*INSTRUCTIONS TO FOLLOW*.
Change every occurrence of "bullet-marker" in the records to "bullet-symbol", and reproduce all of the records with nothing else altered.

═══ EXERCISE INPUTS ═══

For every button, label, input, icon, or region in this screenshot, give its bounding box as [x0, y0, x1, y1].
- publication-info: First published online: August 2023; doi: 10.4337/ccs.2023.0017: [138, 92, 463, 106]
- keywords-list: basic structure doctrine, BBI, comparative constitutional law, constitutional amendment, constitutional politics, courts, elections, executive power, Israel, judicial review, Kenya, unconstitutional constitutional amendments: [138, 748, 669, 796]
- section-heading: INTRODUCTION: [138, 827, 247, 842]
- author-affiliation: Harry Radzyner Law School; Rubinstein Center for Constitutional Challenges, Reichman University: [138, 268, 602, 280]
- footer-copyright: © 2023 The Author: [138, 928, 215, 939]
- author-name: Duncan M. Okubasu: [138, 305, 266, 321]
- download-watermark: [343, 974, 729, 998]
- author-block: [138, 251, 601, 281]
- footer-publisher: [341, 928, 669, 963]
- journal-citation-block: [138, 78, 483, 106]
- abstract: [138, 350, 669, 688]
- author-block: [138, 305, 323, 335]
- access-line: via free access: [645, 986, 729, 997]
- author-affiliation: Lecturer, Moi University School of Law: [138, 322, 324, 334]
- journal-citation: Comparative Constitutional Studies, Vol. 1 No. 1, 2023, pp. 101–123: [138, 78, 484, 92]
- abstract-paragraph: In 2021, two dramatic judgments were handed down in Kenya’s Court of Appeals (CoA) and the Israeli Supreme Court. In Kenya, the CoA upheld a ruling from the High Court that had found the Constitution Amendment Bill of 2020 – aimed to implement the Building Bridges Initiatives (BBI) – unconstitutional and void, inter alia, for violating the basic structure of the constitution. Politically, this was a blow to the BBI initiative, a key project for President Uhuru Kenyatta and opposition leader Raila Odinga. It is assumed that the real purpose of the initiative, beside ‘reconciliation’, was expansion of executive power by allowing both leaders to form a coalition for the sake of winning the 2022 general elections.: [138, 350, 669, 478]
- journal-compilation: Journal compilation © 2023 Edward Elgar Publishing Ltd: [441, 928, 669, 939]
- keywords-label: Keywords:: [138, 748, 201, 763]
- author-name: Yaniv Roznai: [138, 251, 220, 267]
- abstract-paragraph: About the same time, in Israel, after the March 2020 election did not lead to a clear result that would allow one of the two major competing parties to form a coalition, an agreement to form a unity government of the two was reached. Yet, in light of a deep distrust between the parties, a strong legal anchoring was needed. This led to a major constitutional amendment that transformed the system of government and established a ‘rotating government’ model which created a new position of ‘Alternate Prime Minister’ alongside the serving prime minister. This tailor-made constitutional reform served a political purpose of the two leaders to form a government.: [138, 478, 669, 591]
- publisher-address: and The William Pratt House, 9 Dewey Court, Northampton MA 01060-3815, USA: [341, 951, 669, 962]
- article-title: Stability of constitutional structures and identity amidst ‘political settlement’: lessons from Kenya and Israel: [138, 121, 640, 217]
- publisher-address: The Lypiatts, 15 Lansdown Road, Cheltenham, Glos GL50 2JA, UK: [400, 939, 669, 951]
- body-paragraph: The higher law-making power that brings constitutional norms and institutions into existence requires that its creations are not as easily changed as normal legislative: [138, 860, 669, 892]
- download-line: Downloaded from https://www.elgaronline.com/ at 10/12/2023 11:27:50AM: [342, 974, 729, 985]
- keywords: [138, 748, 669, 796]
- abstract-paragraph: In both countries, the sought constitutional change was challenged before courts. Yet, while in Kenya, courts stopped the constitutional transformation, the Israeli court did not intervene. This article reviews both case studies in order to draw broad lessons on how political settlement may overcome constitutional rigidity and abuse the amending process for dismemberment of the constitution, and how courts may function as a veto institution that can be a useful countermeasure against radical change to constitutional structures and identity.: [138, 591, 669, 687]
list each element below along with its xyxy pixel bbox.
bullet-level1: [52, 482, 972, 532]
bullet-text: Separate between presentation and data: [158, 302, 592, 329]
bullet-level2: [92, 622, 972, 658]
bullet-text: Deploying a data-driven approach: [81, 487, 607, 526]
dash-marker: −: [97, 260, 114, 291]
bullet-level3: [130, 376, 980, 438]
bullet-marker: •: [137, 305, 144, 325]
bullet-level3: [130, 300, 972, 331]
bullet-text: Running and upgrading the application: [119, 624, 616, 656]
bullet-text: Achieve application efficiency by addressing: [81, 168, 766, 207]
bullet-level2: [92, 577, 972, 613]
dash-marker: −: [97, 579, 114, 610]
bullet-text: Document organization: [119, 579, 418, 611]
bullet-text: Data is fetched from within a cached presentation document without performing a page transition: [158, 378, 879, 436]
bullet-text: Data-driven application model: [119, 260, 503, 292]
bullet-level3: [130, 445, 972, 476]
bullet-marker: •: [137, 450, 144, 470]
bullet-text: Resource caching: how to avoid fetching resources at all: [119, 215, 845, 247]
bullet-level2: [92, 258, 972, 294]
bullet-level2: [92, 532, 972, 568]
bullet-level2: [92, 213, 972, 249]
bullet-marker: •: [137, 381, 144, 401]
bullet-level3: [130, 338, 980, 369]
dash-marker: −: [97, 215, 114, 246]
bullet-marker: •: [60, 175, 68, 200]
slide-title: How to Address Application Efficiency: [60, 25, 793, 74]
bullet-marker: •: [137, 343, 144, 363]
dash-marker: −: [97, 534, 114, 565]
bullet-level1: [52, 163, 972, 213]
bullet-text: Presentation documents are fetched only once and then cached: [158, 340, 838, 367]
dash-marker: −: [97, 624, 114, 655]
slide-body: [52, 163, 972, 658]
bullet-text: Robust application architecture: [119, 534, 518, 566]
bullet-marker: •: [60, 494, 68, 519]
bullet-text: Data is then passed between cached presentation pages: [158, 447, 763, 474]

═══

*SOLUTION TO THIS EXERCISE*.
For every button, label, input, icon, or region in this screenshot, give its bounding box as [x0, y0, x1, y1].
- publication-info: First published online: August 2023; doi: 10.4337/ccs.2023.0017: [138, 92, 463, 106]
- keywords-list: basic structure doctrine, BBI, comparative constitutional law, constitutional amendment, constitutional politics, courts, elections, executive power, Israel, judicial review, Kenya, unconstitutional constitutional amendments: [138, 748, 669, 796]
- section-heading: INTRODUCTION: [138, 827, 247, 842]
- author-affiliation: Harry Radzyner Law School; Rubinstein Center for Constitutional Challenges, Reichman University: [138, 268, 602, 280]
- footer-copyright: © 2023 The Author: [138, 928, 215, 939]
- author-name: Duncan M. Okubasu: [138, 305, 266, 321]
- download-watermark: [343, 974, 729, 998]
- author-block: [138, 251, 601, 281]
- footer-publisher: [341, 928, 669, 963]
- journal-citation-block: [138, 78, 483, 106]
- abstract: [138, 350, 669, 688]
- author-block: [138, 305, 323, 335]
- access-line: via free access: [645, 986, 729, 997]
- author-affiliation: Lecturer, Moi University School of Law: [138, 322, 324, 334]
- journal-citation: Comparative Constitutional Studies, Vol. 1 No. 1, 2023, pp. 101–123: [138, 78, 484, 92]
- abstract-paragraph: In 2021, two dramatic judgments were handed down in Kenya’s Court of Appeals (CoA) and the Israeli Supreme Court. In Kenya, the CoA upheld a ruling from the High Court that had found the Constitution Amendment Bill of 2020 – aimed to implement the Building Bridges Initiatives (BBI) – unconstitutional and void, inter alia, for violating the basic structure of the constitution. Politically, this was a blow to the BBI initiative, a key project for President Uhuru Kenyatta and opposition leader Raila Odinga. It is assumed that the real purpose of the initiative, beside ‘reconciliation’, was expansion of executive power by allowing both leaders to form a coalition for the sake of winning the 2022 general elections.: [138, 350, 669, 478]
- journal-compilation: Journal compilation © 2023 Edward Elgar Publishing Ltd: [441, 928, 669, 939]
- keywords-label: Keywords:: [138, 748, 201, 763]
- author-name: Yaniv Roznai: [138, 251, 220, 267]
- abstract-paragraph: About the same time, in Israel, after the March 2020 election did not lead to a clear result that would allow one of the two major competing parties to form a coalition, an agreement to form a unity government of the two was reached. Yet, in light of a deep distrust between the parties, a strong legal anchoring was needed. This led to a major constitutional amendment that transformed the system of government and established a ‘rotating government’ model which created a new position of ‘Alternate Prime Minister’ alongside the serving prime minister. This tailor-made constitutional reform served a political purpose of the two leaders to form a government.: [138, 478, 669, 591]
- publisher-address: and The William Pratt House, 9 Dewey Court, Northampton MA 01060-3815, USA: [341, 951, 669, 962]
- article-title: Stability of constitutional structures and identity amidst ‘political settlement’: lessons from Kenya and Israel: [138, 121, 640, 217]
- publisher-address: The Lypiatts, 15 Lansdown Road, Cheltenham, Glos GL50 2JA, UK: [400, 939, 669, 951]
- body-paragraph: The higher law-making power that brings constitutional norms and institutions into existence requires that its creations are not as easily changed as normal legislative: [138, 860, 669, 892]
- download-line: Downloaded from https://www.elgaronline.com/ at 10/12/2023 11:27:50AM: [342, 974, 729, 985]
- keywords: [138, 748, 669, 796]
- abstract-paragraph: In both countries, the sought constitutional change was challenged before courts. Yet, while in Kenya, courts stopped the constitutional transformation, the Israeli court did not intervene. This article reviews both case studies in order to draw broad lessons on how political settlement may overcome constitutional rigidity and abuse the amending process for dismemberment of the constitution, and how courts may function as a veto institution that can be a useful countermeasure against radical change to constitutional structures and identity.: [138, 591, 669, 687]
list each element below along with its xyxy pixel bbox.
bullet-level1: [52, 482, 972, 532]
bullet-text: Separate between presentation and data: [158, 302, 592, 329]
bullet-level2: [92, 622, 972, 658]
bullet-text: Deploying a data-driven approach: [81, 487, 607, 526]
dash-marker: −: [97, 260, 114, 291]
bullet-level3: [130, 376, 980, 438]
bullet-symbol: •: [137, 305, 144, 325]
bullet-level3: [130, 300, 972, 331]
bullet-text: Running and upgrading the application: [119, 624, 616, 656]
bullet-text: Achieve application efficiency by addressing: [81, 168, 766, 207]
bullet-level2: [92, 577, 972, 613]
dash-marker: −: [97, 579, 114, 610]
bullet-text: Document organization: [119, 579, 418, 611]
bullet-text: Data is fetched from within a cached presentation document without performing a page transition: [158, 378, 879, 436]
bullet-text: Data-driven application model: [119, 260, 503, 292]
bullet-level3: [130, 445, 972, 476]
bullet-symbol: •: [137, 450, 144, 470]
bullet-text: Resource caching: how to avoid fetching resources at all: [119, 215, 845, 247]
bullet-level2: [92, 258, 972, 294]
bullet-level2: [92, 532, 972, 568]
bullet-level2: [92, 213, 972, 249]
bullet-symbol: •: [137, 381, 144, 401]
bullet-level3: [130, 338, 980, 369]
dash-marker: −: [97, 215, 114, 246]
bullet-symbol: •: [60, 175, 68, 200]
slide-title: How to Address Application Efficiency: [60, 25, 793, 74]
bullet-symbol: •: [137, 343, 144, 363]
dash-marker: −: [97, 534, 114, 565]
bullet-level1: [52, 163, 972, 213]
bullet-text: Presentation documents are fetched only once and then cached: [158, 340, 838, 367]
dash-marker: −: [97, 624, 114, 655]
slide-body: [52, 163, 972, 658]
bullet-text: Robust application architecture: [119, 534, 518, 566]
bullet-symbol: •: [60, 494, 68, 519]
bullet-text: Data is then passed between cached presentation pages: [158, 447, 763, 474]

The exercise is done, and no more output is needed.